* DIRECTIVE
Swap "expand-toggle" for "expand-button" wherever it occurs in the records below, and reproduce every line with nothing else altered.

* DATA PROVIDED
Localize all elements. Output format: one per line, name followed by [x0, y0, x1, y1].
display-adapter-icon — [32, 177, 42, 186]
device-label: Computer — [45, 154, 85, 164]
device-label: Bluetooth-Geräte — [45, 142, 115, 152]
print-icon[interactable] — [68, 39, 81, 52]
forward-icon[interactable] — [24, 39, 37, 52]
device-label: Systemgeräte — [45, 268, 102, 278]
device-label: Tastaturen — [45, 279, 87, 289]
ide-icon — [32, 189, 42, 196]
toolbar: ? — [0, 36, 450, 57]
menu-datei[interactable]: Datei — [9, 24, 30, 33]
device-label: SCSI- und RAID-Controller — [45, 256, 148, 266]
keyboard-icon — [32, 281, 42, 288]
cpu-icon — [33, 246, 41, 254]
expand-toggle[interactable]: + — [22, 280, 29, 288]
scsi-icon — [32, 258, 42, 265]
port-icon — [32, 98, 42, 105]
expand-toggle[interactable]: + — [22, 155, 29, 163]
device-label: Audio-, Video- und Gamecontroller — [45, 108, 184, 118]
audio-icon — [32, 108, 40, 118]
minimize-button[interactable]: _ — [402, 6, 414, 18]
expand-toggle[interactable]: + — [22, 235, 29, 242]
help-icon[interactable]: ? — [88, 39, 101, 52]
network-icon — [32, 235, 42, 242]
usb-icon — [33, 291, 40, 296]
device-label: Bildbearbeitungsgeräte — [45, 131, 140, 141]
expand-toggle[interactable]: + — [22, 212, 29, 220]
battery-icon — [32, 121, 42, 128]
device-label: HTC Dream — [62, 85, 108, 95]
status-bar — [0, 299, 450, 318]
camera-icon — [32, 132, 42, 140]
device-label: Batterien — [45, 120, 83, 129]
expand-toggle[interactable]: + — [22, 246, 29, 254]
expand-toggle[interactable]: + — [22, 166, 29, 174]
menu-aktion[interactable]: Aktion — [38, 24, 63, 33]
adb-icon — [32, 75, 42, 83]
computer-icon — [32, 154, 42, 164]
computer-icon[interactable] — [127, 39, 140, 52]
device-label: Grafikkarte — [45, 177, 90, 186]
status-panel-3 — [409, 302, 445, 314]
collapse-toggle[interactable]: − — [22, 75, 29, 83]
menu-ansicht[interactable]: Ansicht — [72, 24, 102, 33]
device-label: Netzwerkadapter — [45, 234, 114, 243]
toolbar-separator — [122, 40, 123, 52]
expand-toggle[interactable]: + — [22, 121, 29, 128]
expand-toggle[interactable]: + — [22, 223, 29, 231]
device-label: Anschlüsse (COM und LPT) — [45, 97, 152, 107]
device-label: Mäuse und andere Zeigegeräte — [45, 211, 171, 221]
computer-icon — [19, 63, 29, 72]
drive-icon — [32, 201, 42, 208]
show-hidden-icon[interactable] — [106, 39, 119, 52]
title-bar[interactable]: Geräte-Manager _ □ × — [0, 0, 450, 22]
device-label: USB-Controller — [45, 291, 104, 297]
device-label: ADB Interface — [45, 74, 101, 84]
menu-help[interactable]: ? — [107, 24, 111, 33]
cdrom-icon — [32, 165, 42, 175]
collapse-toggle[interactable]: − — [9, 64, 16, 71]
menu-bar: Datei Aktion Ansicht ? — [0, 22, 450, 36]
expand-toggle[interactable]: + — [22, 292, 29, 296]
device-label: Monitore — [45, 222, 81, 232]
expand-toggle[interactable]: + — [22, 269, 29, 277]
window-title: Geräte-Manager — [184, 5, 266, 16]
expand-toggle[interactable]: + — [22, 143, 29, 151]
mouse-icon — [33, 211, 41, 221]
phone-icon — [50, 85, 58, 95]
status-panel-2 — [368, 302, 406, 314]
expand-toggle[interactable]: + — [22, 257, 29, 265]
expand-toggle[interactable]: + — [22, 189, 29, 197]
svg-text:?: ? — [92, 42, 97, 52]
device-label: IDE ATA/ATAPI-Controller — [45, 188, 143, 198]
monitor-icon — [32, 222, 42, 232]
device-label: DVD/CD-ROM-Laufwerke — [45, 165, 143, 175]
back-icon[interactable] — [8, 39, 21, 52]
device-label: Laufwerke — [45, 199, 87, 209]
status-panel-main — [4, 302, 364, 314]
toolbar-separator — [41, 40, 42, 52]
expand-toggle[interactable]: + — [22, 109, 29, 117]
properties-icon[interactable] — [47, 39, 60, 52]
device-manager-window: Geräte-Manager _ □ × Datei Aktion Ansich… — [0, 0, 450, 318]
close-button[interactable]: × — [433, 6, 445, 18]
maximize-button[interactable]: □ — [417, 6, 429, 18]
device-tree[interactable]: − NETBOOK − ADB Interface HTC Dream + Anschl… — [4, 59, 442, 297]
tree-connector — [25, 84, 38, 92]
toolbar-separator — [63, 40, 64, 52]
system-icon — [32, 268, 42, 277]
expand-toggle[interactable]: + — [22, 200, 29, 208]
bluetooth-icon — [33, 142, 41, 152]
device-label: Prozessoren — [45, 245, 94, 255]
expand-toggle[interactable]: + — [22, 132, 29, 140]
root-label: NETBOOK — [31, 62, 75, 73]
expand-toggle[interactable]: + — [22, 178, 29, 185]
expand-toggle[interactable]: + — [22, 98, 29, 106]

* SOLVED PROBLEM
Localize all elements. Output format: one per line, name followed by [x0, y0, x1, y1].
display-adapter-icon — [32, 177, 42, 186]
device-label: Computer — [45, 154, 85, 164]
device-label: Bluetooth-Geräte — [45, 142, 115, 152]
print-icon[interactable] — [68, 39, 81, 52]
forward-icon[interactable] — [24, 39, 37, 52]
device-label: Systemgeräte — [45, 268, 102, 278]
device-label: Tastaturen — [45, 279, 87, 289]
ide-icon — [32, 189, 42, 196]
toolbar: ? — [0, 36, 450, 57]
menu-datei[interactable]: Datei — [9, 24, 30, 33]
device-label: SCSI- und RAID-Controller — [45, 256, 148, 266]
keyboard-icon — [32, 281, 42, 288]
cpu-icon — [33, 246, 41, 254]
expand-button[interactable]: + — [22, 280, 29, 288]
scsi-icon — [32, 258, 42, 265]
port-icon — [32, 98, 42, 105]
expand-button[interactable]: + — [22, 155, 29, 163]
device-label: Audio-, Video- und Gamecontroller — [45, 108, 184, 118]
audio-icon — [32, 108, 40, 118]
minimize-button[interactable]: _ — [402, 6, 414, 18]
expand-button[interactable]: + — [22, 235, 29, 242]
help-icon[interactable]: ? — [88, 39, 101, 52]
network-icon — [32, 235, 42, 242]
usb-icon — [33, 291, 40, 296]
device-label: Bildbearbeitungsgeräte — [45, 131, 140, 141]
expand-button[interactable]: + — [22, 212, 29, 220]
battery-icon — [32, 121, 42, 128]
device-label: HTC Dream — [62, 85, 108, 95]
status-bar — [0, 299, 450, 318]
camera-icon — [32, 132, 42, 140]
device-label: Batterien — [45, 120, 83, 129]
expand-button[interactable]: + — [22, 246, 29, 254]
expand-button[interactable]: + — [22, 166, 29, 174]
menu-aktion[interactable]: Aktion — [38, 24, 63, 33]
adb-icon — [32, 75, 42, 83]
computer-icon — [32, 154, 42, 164]
computer-icon[interactable] — [127, 39, 140, 52]
device-label: Grafikkarte — [45, 177, 90, 186]
status-panel-3 — [409, 302, 445, 314]
collapse-toggle[interactable]: − — [22, 75, 29, 83]
menu-ansicht[interactable]: Ansicht — [72, 24, 102, 33]
device-label: Netzwerkadapter — [45, 234, 114, 243]
toolbar-separator — [122, 40, 123, 52]
expand-button[interactable]: + — [22, 121, 29, 128]
expand-button[interactable]: + — [22, 223, 29, 231]
device-label: Anschlüsse (COM und LPT) — [45, 97, 152, 107]
device-label: Mäuse und andere Zeigegeräte — [45, 211, 171, 221]
computer-icon — [19, 63, 29, 72]
drive-icon — [32, 201, 42, 208]
show-hidden-icon[interactable] — [106, 39, 119, 52]
title-bar[interactable]: Geräte-Manager _ □ × — [0, 0, 450, 22]
device-label: USB-Controller — [45, 291, 104, 297]
device-label: ADB Interface — [45, 74, 101, 84]
menu-help[interactable]: ? — [107, 24, 111, 33]
cdrom-icon — [32, 165, 42, 175]
collapse-toggle[interactable]: − — [9, 64, 16, 71]
menu-bar: Datei Aktion Ansicht ? — [0, 22, 450, 36]
expand-button[interactable]: + — [22, 292, 29, 296]
device-label: Monitore — [45, 222, 81, 232]
expand-button[interactable]: + — [22, 269, 29, 277]
window-title: Geräte-Manager — [184, 5, 266, 16]
expand-button[interactable]: + — [22, 143, 29, 151]
mouse-icon — [33, 211, 41, 221]
phone-icon — [50, 85, 58, 95]
status-panel-2 — [368, 302, 406, 314]
expand-button[interactable]: + — [22, 257, 29, 265]
expand-button[interactable]: + — [22, 189, 29, 197]
svg-text:?: ? — [92, 42, 97, 52]
device-label: IDE ATA/ATAPI-Controller — [45, 188, 143, 198]
monitor-icon — [32, 222, 42, 232]
device-label: DVD/CD-ROM-Laufwerke — [45, 165, 143, 175]
back-icon[interactable] — [8, 39, 21, 52]
device-label: Laufwerke — [45, 199, 87, 209]
status-panel-main — [4, 302, 364, 314]
toolbar-separator — [41, 40, 42, 52]
expand-button[interactable]: + — [22, 109, 29, 117]
properties-icon[interactable] — [47, 39, 60, 52]
device-manager-window: Geräte-Manager _ □ × Datei Aktion Ansich… — [0, 0, 450, 318]
close-button[interactable]: × — [433, 6, 445, 18]
maximize-button[interactable]: □ — [417, 6, 429, 18]
device-tree[interactable]: − NETBOOK − ADB Interface HTC Dream + Anschl… — [4, 59, 442, 297]
tree-connector — [25, 84, 38, 92]
toolbar-separator — [63, 40, 64, 52]
system-icon — [32, 268, 42, 277]
expand-button[interactable]: + — [22, 200, 29, 208]
bluetooth-icon — [33, 142, 41, 152]
device-label: Prozessoren — [45, 245, 94, 255]
expand-button[interactable]: + — [22, 132, 29, 140]
root-label: NETBOOK — [31, 62, 75, 73]
expand-button[interactable]: + — [22, 178, 29, 185]
expand-button[interactable]: + — [22, 98, 29, 106]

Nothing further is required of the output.